WHAT YOU WILL DO:
1. In the .380 reloading thread, which bullet does the first poster say fit the length requirement perfectly in the past?
2. Rewrite the paragraph beginning "I've started reloading 380 handgun" from the .380 reloading thread as a short bulleted list that keeps its main facts.
3. Reproduce the part of the .380 reloading thread starting with "## Nespy (Jan" and going on through "looking on my own.".

TEXT EXCERPT:
______________________________
# 380 assistance



## Nespy (Jan 4, 2013)

Hello all,

I've started reloading 380 handgun and I'm wondering if there is a web resource on bullet dimensions. Almost every bullet I find is .355 or .356 in diameter, which is great, but I am looking for something shorter and I'm hoping to find some length data before dropping too much money looking on my own.

What I'm looking for:
380 FMJ or CMJ
weight doesn't matter; 90gr, 95gr, 100gr
Width: .355 is ideal; .356 is workable
Length: Something in the .435-.440 range. I have used a Rainier 95gr in the past that fit the bill perfectly, but they no longer make it.

Any assistance would be greatly appreciated.


----------



## Steve M1911A1 (Feb 6, 2008)

I'm not sure that I understand your question.
Normally, if the bullet is a wee bit too long, one just seats it more deeply into the case. Modern smokeless powders take up relatively little room, making this easy.

Normally, shorter bullets can be less accurate, depending upon the ratio of length to diameter. The ratio you seek may lead to inaccuracy.
Normally, the heavier bullet produces the better terminal ballistics.
Normally, pistol bullets are chosen solely for their weight, and their length is accommodated within the case. For the .380, anything from 90 grains to 110 grains should be useful.

What is the groove diameter of your barrel?
Why do you specify a short bullet?
Why isn't bullet weight important?


----------
______________________________
DATA ENTRIES:

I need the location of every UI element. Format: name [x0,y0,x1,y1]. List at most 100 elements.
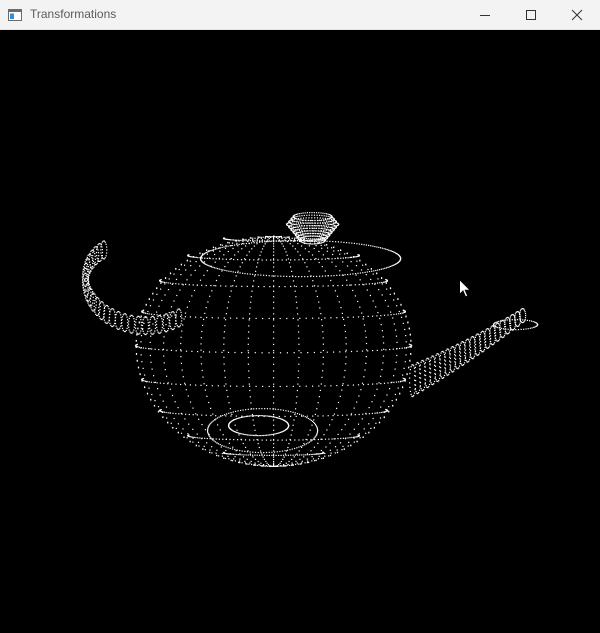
point [244,439,247,441]
point [121,316,124,318]
point [337,241,339,243]
point [253,439,255,441]
point [163,355,165,357]
point [241,433,243,435]
point [414,366,416,368]
point [278,415,280,418]
point [327,223,329,225]
point [96,257,98,259]
point [280,431,282,433]
point [309,227,311,229]
render-viewport[interactable] [0,30,600,628]
title-bar[interactable]: Transformations [0,0,600,30]
point [97,252,100,254]
point [254,462,256,464]
point [150,399,152,401]
point [334,438,336,440]
point [324,258,327,260]
point [94,253,96,255]
point [515,324,517,326]
point [316,214,318,216]
point [151,329,153,331]
point [175,317,177,319]
point [169,316,171,319]
point [170,306,173,308]
point [460,342,462,344]
point [284,286,286,288]
point [293,223,295,225]
point [240,433,242,435]
point [233,244,236,246]
point [385,282,387,284]
point [367,350,369,352]
point [311,222,313,224]
point [305,443,307,445]
point [200,363,203,365]
point [322,234,324,236]
point [305,219,307,222]
point [300,234,302,236]
point [322,451,324,453]
point [215,247,217,249]
point [509,319,511,321]
point [435,379,437,381]
point [86,273,88,276]
point [156,382,158,384]
point [319,275,321,277]
point [453,348,456,350]
point [299,454,301,456]
point [236,418,238,420]
point [273,313,275,315]
point [443,353,446,355]
point [136,360,138,362]
point [110,324,112,326]
point [479,336,481,338]
point [339,395,341,397]
point [92,310,94,312]
point [252,237,254,239]
maximize-button[interactable] [508,0,554,30]
point [177,326,179,328]
point [212,246,215,249]
point [82,279,84,281]
point [297,215,299,217]
point [92,249,94,251]
point [221,444,223,447]
point [263,286,265,288]
point [95,251,98,254]
point [305,240,307,242]
point [324,455,326,457]
point [333,413,335,415]
point [301,233,303,236]
point [211,452,213,454]
point [215,415,217,417]
point [172,311,174,313]
close-button[interactable] [554,0,600,30]
point [350,261,352,263]
point [273,377,275,379]
point [84,267,86,269]
point [439,371,442,373]
point [223,246,225,248]
point [277,417,279,419]
point [476,354,478,356]
point [358,433,360,435]
point [195,413,197,415]
point [240,416,242,418]
point [318,237,320,240]
point [365,413,367,415]
point [263,415,265,417]
point [308,240,310,242]
point [98,298,100,300]
point [342,437,344,439]
point [294,290,296,292]
point [365,356,367,358]
point [148,387,150,389]
point [216,417,219,419]
point [332,415,334,417]
point [320,313,322,315]
point [162,281,164,283]
point [225,383,227,385]
point [101,249,103,251]
minimize-button[interactable] [462,0,508,30]
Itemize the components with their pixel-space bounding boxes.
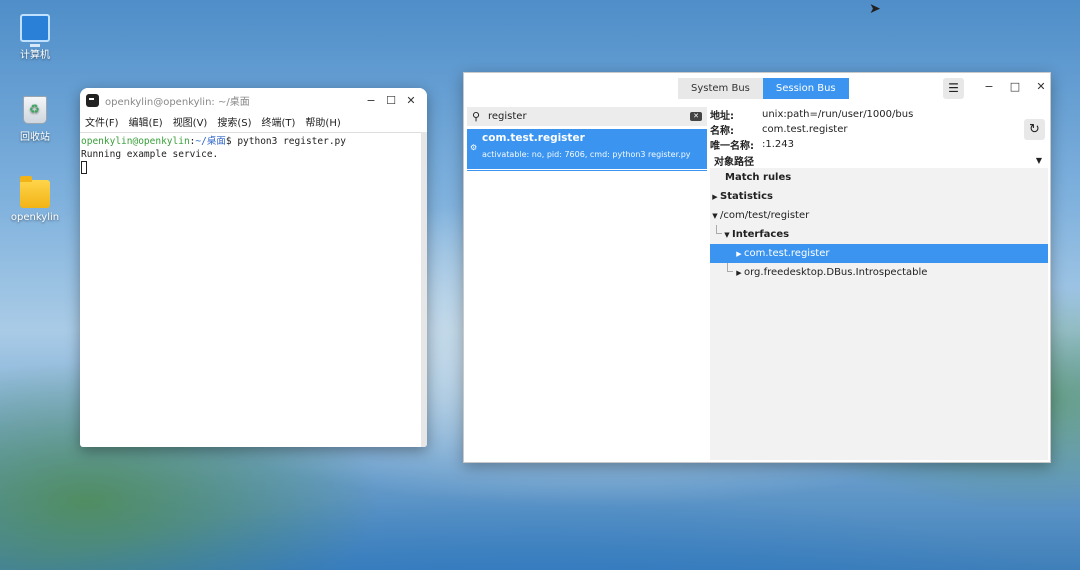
terminal-command: python3 register.py: [237, 136, 346, 147]
menu-search[interactable]: 搜索(S): [217, 114, 251, 129]
name-label: 名称:: [710, 126, 734, 137]
tree-item-label: /com/test/register: [720, 210, 810, 221]
terminal-command-line: openkylin@openkylin:~/桌面$ python3 regist…: [81, 135, 420, 148]
terminal-window[interactable]: openkylin@openkylin: ~/桌面 − ☐ ✕ 文件(F) 编辑…: [80, 88, 427, 447]
unique-name-value: :1.243: [762, 139, 794, 150]
menu-icon[interactable]: ☰: [943, 78, 964, 99]
desktop-icon-computer[interactable]: 计算机: [0, 14, 70, 61]
close-button[interactable]: ✕: [1028, 80, 1054, 93]
tree-item-interface[interactable]: ▶ org.freedesktop.DBus.Introspectable: [710, 263, 1048, 282]
minimize-button[interactable]: −: [361, 94, 381, 107]
menu-edit[interactable]: 编辑(E): [129, 114, 163, 129]
maximize-button[interactable]: ☐: [381, 94, 401, 107]
unique-name-row: 唯一名称: :1.243: [710, 137, 1048, 152]
window-controls: − □ ✕: [976, 80, 1054, 93]
terminal-output-line: Running example service.: [81, 149, 219, 160]
tree-item-interfaces[interactable]: ▼ Interfaces: [710, 225, 1048, 244]
tree-connector: [716, 225, 722, 234]
tree-item-interface-selected[interactable]: ▶ com.test.register: [710, 244, 1048, 263]
terminal-app-icon: [86, 93, 99, 107]
bus-tabs: System Bus Session Bus: [678, 78, 849, 99]
refresh-icon: ↻: [1029, 122, 1040, 137]
prompt-path: ~/桌面: [195, 136, 226, 147]
desktop-icon-label: openkylin: [10, 212, 60, 223]
expand-arrow-icon[interactable]: ▶: [710, 193, 720, 201]
refresh-button[interactable]: ↻: [1024, 119, 1045, 140]
menu-terminal[interactable]: 终端(T): [262, 114, 296, 129]
address-value: unix:path=/run/user/1000/bus: [762, 109, 914, 120]
object-path-label: 对象路径: [714, 156, 754, 168]
chevron-down-icon: ▼: [1035, 155, 1042, 165]
service-name: com.test.register: [482, 132, 585, 144]
tree-item-object-path[interactable]: ▼ /com/test/register: [710, 206, 1048, 225]
menu-view[interactable]: 视图(V): [173, 114, 208, 129]
menu-help[interactable]: 帮助(H): [305, 114, 340, 129]
menu-file[interactable]: 文件(F): [85, 114, 119, 129]
address-row: 地址: unix:path=/run/user/1000/bus: [710, 107, 1048, 122]
tab-system-bus[interactable]: System Bus: [678, 78, 763, 99]
trash-icon: [23, 96, 47, 124]
search-input[interactable]: register: [486, 111, 690, 122]
object-tree[interactable]: Match rules ▶ Statistics ▼ /com/test/reg…: [710, 168, 1048, 460]
tree-item-label: Statistics: [720, 191, 773, 202]
prompt-dollar: $: [225, 136, 238, 147]
maximize-button[interactable]: □: [1002, 80, 1028, 93]
tree-item-label: Match rules: [725, 172, 792, 183]
close-button[interactable]: ✕: [401, 94, 421, 107]
expand-arrow-icon[interactable]: ▶: [734, 250, 744, 258]
search-icon: ⚲: [472, 110, 481, 123]
tree-item-label: Interfaces: [732, 229, 790, 240]
tree-connector: [727, 263, 733, 272]
folder-icon: [20, 176, 50, 208]
unique-name-label: 唯一名称:: [710, 141, 754, 152]
tree-item-statistics[interactable]: ▶ Statistics: [710, 187, 1048, 206]
tree-item-label: com.test.register: [744, 248, 830, 259]
address-label: 地址:: [710, 111, 734, 122]
minimize-button[interactable]: −: [976, 80, 1002, 93]
terminal-title: openkylin@openkylin: ~/桌面: [105, 96, 250, 108]
terminal-scrollbar[interactable]: [421, 132, 427, 447]
desktop-icon-trash[interactable]: 回收站: [0, 96, 70, 143]
terminal-menubar: 文件(F) 编辑(E) 视图(V) 搜索(S) 终端(T) 帮助(H): [80, 112, 427, 131]
service-detail-pane: 地址: unix:path=/run/user/1000/bus 名称: com…: [710, 107, 1048, 462]
service-icon: ⚙: [470, 143, 478, 152]
tree-item-label: org.freedesktop.DBus.Introspectable: [744, 267, 928, 278]
collapse-arrow-icon[interactable]: ▼: [722, 231, 732, 239]
name-row: 名称: com.test.register: [710, 122, 1048, 137]
desktop-icon-label: 计算机: [20, 50, 50, 61]
tab-session-bus[interactable]: Session Bus: [762, 78, 849, 99]
service-item-selected[interactable]: ⚙ com.test.register activatable: no, pid…: [467, 129, 707, 171]
service-search-field[interactable]: ⚲ register ✕: [467, 107, 707, 126]
collapse-arrow-icon[interactable]: ▼: [710, 212, 720, 220]
tree-item-match-rules[interactable]: Match rules: [710, 168, 1048, 187]
expand-arrow-icon[interactable]: ▶: [734, 269, 744, 277]
desktop-icon-label: 回收站: [20, 132, 50, 143]
terminal-output[interactable]: openkylin@openkylin:~/桌面$ python3 regist…: [80, 132, 421, 447]
object-path-header[interactable]: 对象路径 ▼: [710, 152, 1048, 168]
terminal-titlebar[interactable]: openkylin@openkylin: ~/桌面 − ☐ ✕: [80, 88, 427, 112]
service-list-pane: ⚲ register ✕ ⚙ com.test.register activat…: [467, 107, 707, 462]
desktop-icon-folder[interactable]: openkylin: [0, 176, 70, 223]
prompt-user: openkylin@openkylin: [81, 136, 190, 147]
terminal-cursor: [81, 161, 87, 174]
clear-search-icon[interactable]: ✕: [690, 112, 702, 121]
dbus-viewer-window[interactable]: System Bus Session Bus ☰ − □ ✕ ⚲ registe…: [463, 72, 1051, 463]
computer-icon: [20, 14, 50, 47]
mouse-cursor-icon: ➤: [869, 1, 881, 17]
service-info: activatable: no, pid: 7606, cmd: python3…: [482, 150, 691, 159]
name-value: com.test.register: [762, 124, 848, 135]
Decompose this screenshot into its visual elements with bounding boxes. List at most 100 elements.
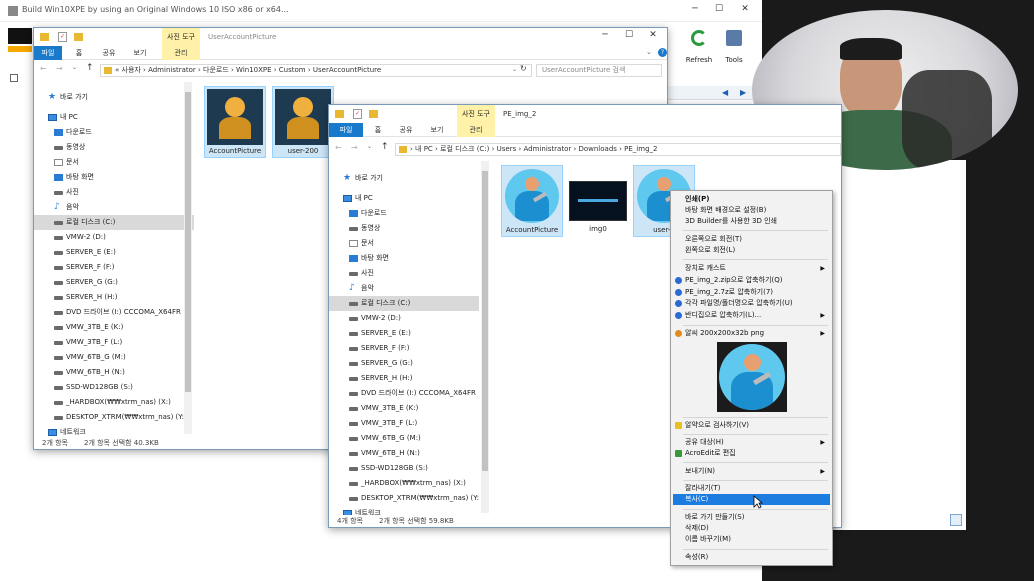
maximize-button[interactable]: ☐: [712, 4, 726, 14]
quick-folder-icon[interactable]: [369, 110, 378, 118]
address-dropdown-icon[interactable]: ⌄: [512, 66, 517, 73]
menu-acroedit[interactable]: AcroEdit로 편집: [673, 448, 830, 459]
nav-drive-h[interactable]: SERVER_H (H:): [329, 371, 479, 386]
nav-drive-m[interactable]: VMW_6TB_G (M:): [329, 431, 479, 446]
nav-dvd-i[interactable]: DVD 드라이브 (I:) CCCOMA_X64FR: [329, 386, 479, 401]
nav-drive-y[interactable]: DESKTOP_XTRM(₩₩xtrm_nas) (Y:): [34, 410, 194, 425]
menu-bandizip[interactable]: 반디집으로 압축하기(L)... ▶: [673, 310, 830, 321]
nav-drive-s[interactable]: SSD-WD128GB (S:): [34, 380, 194, 395]
recent-icon[interactable]: ⌄: [72, 64, 77, 71]
nav-quick-access[interactable]: ★ 바로 가기: [329, 171, 479, 186]
bg-panel-arrow-right-icon[interactable]: ▶: [740, 88, 746, 97]
tab-share[interactable]: 공유: [96, 46, 122, 60]
bg-panel-arrow-left-icon[interactable]: ◀: [722, 88, 728, 97]
help-icon[interactable]: ?: [658, 48, 667, 57]
nav-desktop[interactable]: 바탕 화면: [34, 170, 194, 185]
nav-local-disk-c[interactable]: 로컬 디스크 (C:): [34, 215, 194, 230]
win1-search-input[interactable]: UserAccountPicture 검색: [536, 64, 662, 77]
nav-drive-n[interactable]: VMW_6TB_H (N:): [329, 446, 479, 461]
recent-icon[interactable]: ⌄: [367, 143, 372, 150]
file-item[interactable]: [569, 181, 627, 221]
nav-drive-m[interactable]: VMW_6TB_G (M:): [34, 350, 194, 365]
file-item[interactable]: AccountPicture: [204, 86, 266, 158]
close-button[interactable]: ✕: [738, 4, 752, 14]
bg-tree-checkbox[interactable]: [10, 74, 18, 82]
nav-local-disk-c[interactable]: 로컬 디스크 (C:): [329, 296, 479, 311]
nav-drive-l[interactable]: VMW_3TB_F (L:): [34, 335, 194, 350]
menu-alyac-scan[interactable]: 알약으로 검사하기(V): [673, 420, 830, 431]
menu-rotate-right[interactable]: 오른쪽으로 회전(T): [673, 234, 830, 245]
tab-share[interactable]: 공유: [393, 123, 419, 137]
nav-documents[interactable]: 문서: [34, 155, 194, 170]
nav-pictures[interactable]: 사진: [34, 185, 194, 200]
nav-drive-e[interactable]: SERVER_E (E:): [34, 245, 194, 260]
nav-drive-l[interactable]: VMW_3TB_F (L:): [329, 416, 479, 431]
tab-home[interactable]: 홈: [367, 123, 389, 137]
nav-drive-x[interactable]: _HARDBOX(₩₩xtrm_nas) (X:): [329, 476, 479, 491]
win1-address-bar[interactable]: « 사용자 › Administrator › 다운로드 › Win10XPE …: [100, 64, 532, 77]
win1-refresh-icon[interactable]: ↻: [520, 64, 527, 73]
scroll-thumb[interactable]: [185, 92, 191, 392]
check-icon[interactable]: ✓: [58, 32, 67, 42]
corner-resize-icon[interactable]: [950, 514, 962, 526]
back-icon[interactable]: ←: [335, 143, 342, 152]
nav-drive-g[interactable]: SERVER_G (G:): [329, 356, 479, 371]
tab-home[interactable]: 홈: [68, 46, 90, 60]
nav-pictures[interactable]: 사진: [329, 266, 479, 281]
tab-file[interactable]: 파일: [329, 123, 363, 137]
back-icon[interactable]: ←: [40, 64, 47, 73]
quick-folder-icon[interactable]: [74, 33, 83, 41]
nav-network[interactable]: 네트워크: [329, 506, 479, 515]
menu-alsee[interactable]: 알씨 200x200x32b png ▶: [673, 328, 830, 339]
menu-share-with[interactable]: 공유 대상(H) ▶: [673, 437, 830, 448]
nav-drive-e[interactable]: SERVER_E (E:): [329, 326, 479, 341]
nav-drive-d[interactable]: VMW-2 (D:): [329, 311, 479, 326]
minimize-button[interactable]: ─: [688, 4, 702, 14]
nav-drive-x[interactable]: _HARDBOX(₩₩xtrm_nas) (X:): [34, 395, 194, 410]
tab-view[interactable]: 보기: [128, 46, 152, 60]
menu-create-shortcut[interactable]: 바로 가기 만들기(S): [673, 512, 830, 523]
nav-drive-k[interactable]: VMW_3TB_E (K:): [329, 401, 479, 416]
menu-zip-compress[interactable]: PE_img_2.zip으로 압축하기(Q): [673, 275, 830, 286]
nav-drive-n[interactable]: VMW_6TB_H (N:): [34, 365, 194, 380]
menu-rename[interactable]: 이름 바꾸기(M): [673, 534, 830, 545]
win2-context-tab[interactable]: 사진 도구: [457, 105, 495, 125]
nav-downloads[interactable]: 다운로드: [34, 125, 194, 140]
nav-music[interactable]: ♪ 음악: [329, 281, 479, 296]
nav-drive-d[interactable]: VMW-2 (D:): [34, 230, 194, 245]
win1-context-tab[interactable]: 사진 도구: [162, 28, 200, 48]
nav-drive-y[interactable]: DESKTOP_XTRM(₩₩xtrm_nas) (Y:): [329, 491, 479, 506]
nav-drive-k[interactable]: VMW_3TB_E (K:): [34, 320, 194, 335]
menu-copy[interactable]: 복사(C): [673, 494, 830, 505]
nav-drive-h[interactable]: SERVER_H (H:): [34, 290, 194, 305]
win1-maximize-button[interactable]: ☐: [622, 30, 636, 40]
check-icon[interactable]: ✓: [353, 109, 362, 119]
menu-rotate-left[interactable]: 왼쪽으로 회전(L): [673, 245, 830, 256]
nav-drive-g[interactable]: SERVER_G (G:): [34, 275, 194, 290]
tab-view[interactable]: 보기: [425, 123, 449, 137]
menu-cut[interactable]: 잘라내기(T): [673, 483, 830, 494]
menu-3d-print[interactable]: 3D Builder를 사용한 3D 인쇄: [673, 216, 830, 227]
tools-button[interactable]: Tools: [720, 28, 748, 68]
menu-print[interactable]: 인쇄(P): [673, 194, 830, 205]
nav-desktop[interactable]: 바탕 화면: [329, 251, 479, 266]
forward-icon[interactable]: →: [351, 143, 358, 152]
nav-documents[interactable]: 문서: [329, 236, 479, 251]
refresh-button[interactable]: Refresh: [684, 28, 714, 68]
nav-dvd-i[interactable]: DVD 드라이브 (I:) CCCOMA_X64FR: [34, 305, 194, 320]
menu-cast-to-device[interactable]: 장치로 캐스트 ▶: [673, 263, 830, 274]
nav-downloads[interactable]: 다운로드: [329, 206, 479, 221]
ribbon-expand-icon[interactable]: ⌄: [646, 48, 652, 56]
nav-videos[interactable]: 동영상: [34, 140, 194, 155]
win2-nav-scrollbar[interactable]: [481, 161, 489, 513]
win1-minimize-button[interactable]: ─: [598, 30, 612, 40]
nav-this-pc[interactable]: 내 PC: [34, 110, 194, 125]
forward-icon[interactable]: →: [56, 64, 63, 73]
nav-drive-f[interactable]: SERVER_F (F:): [34, 260, 194, 275]
menu-7z-compress[interactable]: PE_img_2.7z로 압축하기(7): [673, 287, 830, 298]
tab-manage[interactable]: 관리: [457, 123, 495, 137]
menu-delete[interactable]: 삭제(D): [673, 523, 830, 534]
up-icon[interactable]: ↑: [381, 142, 389, 152]
nav-drive-s[interactable]: SSD-WD128GB (S:): [329, 461, 479, 476]
menu-compress-each[interactable]: 각각 파일명/폴더명으로 압축하기(U): [673, 298, 830, 309]
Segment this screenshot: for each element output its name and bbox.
______________________________
PER-TASK ANSWERS:
1. A Rainier 95gr bullet, which is no longer made.

2.
- The poster has started reloading .380 handgun ammunition.
- They want a web resource on bullet dimensions.
- Nearly every bullet they find is .355 or .356 in diameter, which is fine.
- They want a shorter bullet and hope to find length data before spending too much money searching on their own.

3.
## Nespy (Jan 4, 2013)

Hello all,

I've started reloading 380 handgun and I'm wondering if there is a web resource on bullet dimensions. Almost every bullet I find is .355 or .356 in diameter, which is great, but I am looking for something shorter and I'm hoping to find some length data before dropping too much money looking on my own.